TASK OBJECTIVE: Print out every line, exactly as written.

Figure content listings
○ ○ ○

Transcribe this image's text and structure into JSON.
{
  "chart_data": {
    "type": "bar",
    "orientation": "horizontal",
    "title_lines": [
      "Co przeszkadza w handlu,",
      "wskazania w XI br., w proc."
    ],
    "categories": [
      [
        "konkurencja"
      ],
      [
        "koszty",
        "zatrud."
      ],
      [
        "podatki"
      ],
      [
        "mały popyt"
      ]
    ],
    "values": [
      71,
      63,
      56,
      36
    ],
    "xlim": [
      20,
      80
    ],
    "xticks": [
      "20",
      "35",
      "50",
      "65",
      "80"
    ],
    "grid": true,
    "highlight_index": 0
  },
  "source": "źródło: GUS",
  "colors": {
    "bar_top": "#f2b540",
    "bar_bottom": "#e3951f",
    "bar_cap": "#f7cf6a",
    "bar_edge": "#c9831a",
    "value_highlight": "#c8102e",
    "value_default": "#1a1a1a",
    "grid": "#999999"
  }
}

○ ○ ○

PROBLEM SOLUTION:
Transcribe this image's text and structure into JSON.
{
  "chart_data": {
    "type": "bar",
    "orientation": "horizontal",
    "title_lines": [
      "Co przeszkadza w handlu,",
      "wskazania w XI br., w proc."
    ],
    "categories": [
      [
        "konkurencja"
      ],
      [
        "koszty",
        "zatrud."
      ],
      [
        "podatki"
      ],
      [
        "mały popyt"
      ]
    ],
    "values": [
      71,
      63,
      56,
      36
    ],
    "xlim": [
      20,
      80
    ],
    "xticks": [
      "20",
      "35",
      "50",
      "65",
      "80"
    ],
    "grid": true,
    "highlight_index": 0
  },
  "source": "źródło: GUS",
  "colors": {
    "bar_top": "#f2b540",
    "bar_bottom": "#e3951f",
    "bar_cap": "#f7cf6a",
    "bar_edge": "#c9831a",
    "value_highlight": "#c8102e",
    "value_default": "#1a1a1a",
    "grid": "#999999"
  }
}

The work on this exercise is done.